- [Required work]
Exactly reproduce the lines that follow.

********

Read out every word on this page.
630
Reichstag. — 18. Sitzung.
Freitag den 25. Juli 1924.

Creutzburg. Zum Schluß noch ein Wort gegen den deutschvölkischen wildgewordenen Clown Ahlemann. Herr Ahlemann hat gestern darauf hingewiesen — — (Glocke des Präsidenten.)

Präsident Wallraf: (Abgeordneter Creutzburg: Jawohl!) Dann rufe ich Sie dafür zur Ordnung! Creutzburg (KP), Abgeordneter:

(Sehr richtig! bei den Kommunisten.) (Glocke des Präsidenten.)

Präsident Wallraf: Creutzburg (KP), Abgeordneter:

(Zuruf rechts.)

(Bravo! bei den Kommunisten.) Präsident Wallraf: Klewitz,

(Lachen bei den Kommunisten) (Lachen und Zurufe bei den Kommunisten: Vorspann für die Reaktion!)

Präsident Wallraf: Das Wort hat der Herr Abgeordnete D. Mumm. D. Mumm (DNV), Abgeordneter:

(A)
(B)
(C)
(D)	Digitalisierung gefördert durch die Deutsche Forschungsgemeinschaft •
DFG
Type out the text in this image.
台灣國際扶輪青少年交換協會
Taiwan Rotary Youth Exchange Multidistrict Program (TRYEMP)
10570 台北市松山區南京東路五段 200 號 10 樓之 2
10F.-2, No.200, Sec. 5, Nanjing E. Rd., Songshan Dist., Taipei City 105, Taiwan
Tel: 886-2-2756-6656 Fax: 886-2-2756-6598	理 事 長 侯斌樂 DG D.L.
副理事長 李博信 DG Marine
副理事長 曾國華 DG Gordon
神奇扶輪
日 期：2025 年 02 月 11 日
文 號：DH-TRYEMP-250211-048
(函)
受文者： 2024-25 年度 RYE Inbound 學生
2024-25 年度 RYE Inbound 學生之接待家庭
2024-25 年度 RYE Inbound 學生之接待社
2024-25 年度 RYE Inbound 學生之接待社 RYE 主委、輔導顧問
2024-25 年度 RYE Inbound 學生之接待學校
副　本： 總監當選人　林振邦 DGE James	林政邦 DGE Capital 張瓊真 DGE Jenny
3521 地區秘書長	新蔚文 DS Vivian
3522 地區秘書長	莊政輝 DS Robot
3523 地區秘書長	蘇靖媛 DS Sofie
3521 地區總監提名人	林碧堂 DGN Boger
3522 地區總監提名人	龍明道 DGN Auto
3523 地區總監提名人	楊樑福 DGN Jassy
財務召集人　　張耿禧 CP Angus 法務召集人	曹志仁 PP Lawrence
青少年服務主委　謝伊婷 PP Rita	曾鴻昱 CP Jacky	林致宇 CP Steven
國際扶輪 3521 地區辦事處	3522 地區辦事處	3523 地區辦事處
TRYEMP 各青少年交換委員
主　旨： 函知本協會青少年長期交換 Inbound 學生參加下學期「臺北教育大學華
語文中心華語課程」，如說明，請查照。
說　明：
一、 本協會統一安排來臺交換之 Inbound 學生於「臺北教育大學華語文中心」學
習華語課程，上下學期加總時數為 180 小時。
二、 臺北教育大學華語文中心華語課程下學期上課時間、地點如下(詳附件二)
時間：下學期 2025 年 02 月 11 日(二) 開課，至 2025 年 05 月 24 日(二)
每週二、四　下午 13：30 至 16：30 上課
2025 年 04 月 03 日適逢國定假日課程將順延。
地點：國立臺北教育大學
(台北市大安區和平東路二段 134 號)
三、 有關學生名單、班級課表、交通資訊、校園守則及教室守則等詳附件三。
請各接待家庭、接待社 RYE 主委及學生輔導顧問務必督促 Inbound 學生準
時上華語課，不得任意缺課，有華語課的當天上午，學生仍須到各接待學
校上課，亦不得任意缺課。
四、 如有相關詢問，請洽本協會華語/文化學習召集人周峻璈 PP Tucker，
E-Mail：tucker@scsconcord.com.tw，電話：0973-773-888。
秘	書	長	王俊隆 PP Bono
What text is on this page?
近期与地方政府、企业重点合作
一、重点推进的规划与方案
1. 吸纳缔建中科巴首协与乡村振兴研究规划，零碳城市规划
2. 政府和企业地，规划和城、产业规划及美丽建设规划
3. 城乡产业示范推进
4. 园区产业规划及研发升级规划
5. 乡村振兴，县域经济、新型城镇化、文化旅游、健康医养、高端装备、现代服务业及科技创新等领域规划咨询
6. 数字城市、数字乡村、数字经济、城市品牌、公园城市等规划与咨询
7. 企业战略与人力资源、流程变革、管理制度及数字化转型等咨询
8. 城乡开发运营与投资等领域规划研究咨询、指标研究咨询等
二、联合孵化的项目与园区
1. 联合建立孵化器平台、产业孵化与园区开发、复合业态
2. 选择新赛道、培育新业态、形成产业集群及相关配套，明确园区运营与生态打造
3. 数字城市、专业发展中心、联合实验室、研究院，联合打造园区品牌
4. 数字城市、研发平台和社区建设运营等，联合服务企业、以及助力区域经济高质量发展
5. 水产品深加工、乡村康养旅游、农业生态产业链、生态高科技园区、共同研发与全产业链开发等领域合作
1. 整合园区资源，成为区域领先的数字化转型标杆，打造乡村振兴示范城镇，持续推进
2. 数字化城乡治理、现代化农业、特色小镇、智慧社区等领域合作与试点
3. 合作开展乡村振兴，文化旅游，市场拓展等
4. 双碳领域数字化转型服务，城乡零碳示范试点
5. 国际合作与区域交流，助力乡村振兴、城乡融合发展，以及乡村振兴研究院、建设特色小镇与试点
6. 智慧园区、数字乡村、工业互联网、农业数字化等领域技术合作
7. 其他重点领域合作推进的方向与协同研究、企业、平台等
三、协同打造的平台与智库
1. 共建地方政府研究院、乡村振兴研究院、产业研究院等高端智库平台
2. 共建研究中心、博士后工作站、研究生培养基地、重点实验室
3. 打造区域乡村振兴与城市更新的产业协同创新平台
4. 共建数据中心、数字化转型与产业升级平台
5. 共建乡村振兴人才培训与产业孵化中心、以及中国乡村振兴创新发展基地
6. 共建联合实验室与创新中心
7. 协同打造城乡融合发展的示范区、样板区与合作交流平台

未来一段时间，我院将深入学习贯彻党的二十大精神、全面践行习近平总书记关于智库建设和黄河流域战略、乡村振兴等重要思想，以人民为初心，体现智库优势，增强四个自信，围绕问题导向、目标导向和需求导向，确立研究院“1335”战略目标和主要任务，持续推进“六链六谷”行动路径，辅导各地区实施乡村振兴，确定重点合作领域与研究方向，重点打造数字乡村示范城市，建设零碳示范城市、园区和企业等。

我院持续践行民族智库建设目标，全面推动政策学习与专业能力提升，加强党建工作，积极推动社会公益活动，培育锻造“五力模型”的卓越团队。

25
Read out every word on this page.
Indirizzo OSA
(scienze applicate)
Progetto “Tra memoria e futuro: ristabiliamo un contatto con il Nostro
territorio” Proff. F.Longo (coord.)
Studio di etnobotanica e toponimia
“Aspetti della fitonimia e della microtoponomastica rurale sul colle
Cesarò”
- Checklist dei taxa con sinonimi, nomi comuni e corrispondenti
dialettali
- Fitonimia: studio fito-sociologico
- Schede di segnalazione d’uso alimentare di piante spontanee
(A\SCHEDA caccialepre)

********

- [Correct output]
Read out every word on this page.
630
Reichstag. — 18. Sitzung.
Freitag den 25. Juli 1924.

Creutzburg. Zum Schluß noch ein Wort gegen den deutschvölkischen wildgewordenen Clown Ahlemann. Herr Ahlemann hat gestern darauf hingewiesen — — (Glocke des Präsidenten.)

Präsident Wallraf: (Abgeordneter Creutzburg: Jawohl!) Dann rufe ich Sie dafür zur Ordnung! Creutzburg (KP), Abgeordneter:

(Sehr richtig! bei den Kommunisten.) (Glocke des Präsidenten.)

Präsident Wallraf: Creutzburg (KP), Abgeordneter:

(Zuruf rechts.)

(Bravo! bei den Kommunisten.) Präsident Wallraf: Klewitz,

(Lachen bei den Kommunisten) (Lachen und Zurufe bei den Kommunisten: Vorspann für die Reaktion!)

Präsident Wallraf: Das Wort hat der Herr Abgeordnete D. Mumm. D. Mumm (DNV), Abgeordneter:

(A)
(B)
(C)
(D)	Digitalisierung gefördert durch die Deutsche Forschungsgemeinschaft •
DFG
Type out the text in this image.
台灣國際扶輪青少年交換協會
Taiwan Rotary Youth Exchange Multidistrict Program (TRYEMP)
10570 台北市松山區南京東路五段 200 號 10 樓之 2
10F.-2, No.200, Sec. 5, Nanjing E. Rd., Songshan Dist., Taipei City 105, Taiwan
Tel: 886-2-2756-6656 Fax: 886-2-2756-6598	理 事 長 侯斌樂 DG D.L.
副理事長 李博信 DG Marine
副理事長 曾國華 DG Gordon
神奇扶輪
日 期：2025 年 02 月 11 日
文 號：DH-TRYEMP-250211-048
(函)
受文者： 2024-25 年度 RYE Inbound 學生
2024-25 年度 RYE Inbound 學生之接待家庭
2024-25 年度 RYE Inbound 學生之接待社
2024-25 年度 RYE Inbound 學生之接待社 RYE 主委、輔導顧問
2024-25 年度 RYE Inbound 學生之接待學校
副　本： 總監當選人　林振邦 DGE James	林政邦 DGE Capital 張瓊真 DGE Jenny
3521 地區秘書長	新蔚文 DS Vivian
3522 地區秘書長	莊政輝 DS Robot
3523 地區秘書長	蘇靖媛 DS Sofie
3521 地區總監提名人	林碧堂 DGN Boger
3522 地區總監提名人	龍明道 DGN Auto
3523 地區總監提名人	楊樑福 DGN Jassy
財務召集人　　張耿禧 CP Angus 法務召集人	曹志仁 PP Lawrence
青少年服務主委　謝伊婷 PP Rita	曾鴻昱 CP Jacky	林致宇 CP Steven
國際扶輪 3521 地區辦事處	3522 地區辦事處	3523 地區辦事處
TRYEMP 各青少年交換委員
主　旨： 函知本協會青少年長期交換 Inbound 學生參加下學期「臺北教育大學華
語文中心華語課程」，如說明，請查照。
說　明：
一、 本協會統一安排來臺交換之 Inbound 學生於「臺北教育大學華語文中心」學
習華語課程，上下學期加總時數為 180 小時。
二、 臺北教育大學華語文中心華語課程下學期上課時間、地點如下(詳附件二)
時間：下學期 2025 年 02 月 11 日(二) 開課，至 2025 年 05 月 24 日(二)
每週二、四　下午 13：30 至 16：30 上課
2025 年 04 月 03 日適逢國定假日課程將順延。
地點：國立臺北教育大學
(台北市大安區和平東路二段 134 號)
三、 有關學生名單、班級課表、交通資訊、校園守則及教室守則等詳附件三。
請各接待家庭、接待社 RYE 主委及學生輔導顧問務必督促 Inbound 學生準
時上華語課，不得任意缺課，有華語課的當天上午，學生仍須到各接待學
校上課，亦不得任意缺課。
四、 如有相關詢問，請洽本協會華語/文化學習召集人周峻璈 PP Tucker，
E-Mail：tucker@scsconcord.com.tw，電話：0973-773-888。
秘	書	長	王俊隆 PP Bono
What text is on this page?
近期与地方政府、企业重点合作
一、重点推进的规划与方案
1. 吸纳缔建中科巴首协与乡村振兴研究规划，零碳城市规划
2. 政府和企业地，规划和城、产业规划及美丽建设规划
3. 城乡产业示范推进
4. 园区产业规划及研发升级规划
5. 乡村振兴，县域经济、新型城镇化、文化旅游、健康医养、高端装备、现代服务业及科技创新等领域规划咨询
6. 数字城市、数字乡村、数字经济、城市品牌、公园城市等规划与咨询
7. 企业战略与人力资源、流程变革、管理制度及数字化转型等咨询
8. 城乡开发运营与投资等领域规划研究咨询、指标研究咨询等
二、联合孵化的项目与园区
1. 联合建立孵化器平台、产业孵化与园区开发、复合业态
2. 选择新赛道、培育新业态、形成产业集群及相关配套，明确园区运营与生态打造
3. 数字城市、专业发展中心、联合实验室、研究院，联合打造园区品牌
4. 数字城市、研发平台和社区建设运营等，联合服务企业、以及助力区域经济高质量发展
5. 水产品深加工、乡村康养旅游、农业生态产业链、生态高科技园区、共同研发与全产业链开发等领域合作
1. 整合园区资源，成为区域领先的数字化转型标杆，打造乡村振兴示范城镇，持续推进
2. 数字化城乡治理、现代化农业、特色小镇、智慧社区等领域合作与试点
3. 合作开展乡村振兴，文化旅游，市场拓展等
4. 双碳领域数字化转型服务，城乡零碳示范试点
5. 国际合作与区域交流，助力乡村振兴、城乡融合发展，以及乡村振兴研究院、建设特色小镇与试点
6. 智慧园区、数字乡村、工业互联网、农业数字化等领域技术合作
7. 其他重点领域合作推进的方向与协同研究、企业、平台等
三、协同打造的平台与智库
1. 共建地方政府研究院、乡村振兴研究院、产业研究院等高端智库平台
2. 共建研究中心、博士后工作站、研究生培养基地、重点实验室
3. 打造区域乡村振兴与城市更新的产业协同创新平台
4. 共建数据中心、数字化转型与产业升级平台
5. 共建乡村振兴人才培训与产业孵化中心、以及中国乡村振兴创新发展基地
6. 共建联合实验室与创新中心
7. 协同打造城乡融合发展的示范区、样板区与合作交流平台

未来一段时间，我院将深入学习贯彻党的二十大精神、全面践行习近平总书记关于智库建设和黄河流域战略、乡村振兴等重要思想，以人民为初心，体现智库优势，增强四个自信，围绕问题导向、目标导向和需求导向，确立研究院“1335”战略目标和主要任务，持续推进“六链六谷”行动路径，辅导各地区实施乡村振兴，确定重点合作领域与研究方向，重点打造数字乡村示范城市，建设零碳示范城市、园区和企业等。

我院持续践行民族智库建设目标，全面推动政策学习与专业能力提升，加强党建工作，积极推动社会公益活动，培育锻造“五力模型”的卓越团队。

25
Read out every word on this page.
Indirizzo OSA
(scienze applicate)
Progetto “Tra memoria e futuro: ristabiliamo un contatto con il Nostro
territorio” Proff. F.Longo (coord.)
Studio di etnobotanica e toponimia
“Aspetti della fitonimia e della microtoponomastica rurale sul colle
Cesarò”
- Checklist dei taxa con sinonimi, nomi comuni e corrispondenti
dialettali
- Fitonimia: studio fito-sociologico
- Schede di segnalazione d’uso alimentare di piante spontanee
(A\SCHEDA caccialepre)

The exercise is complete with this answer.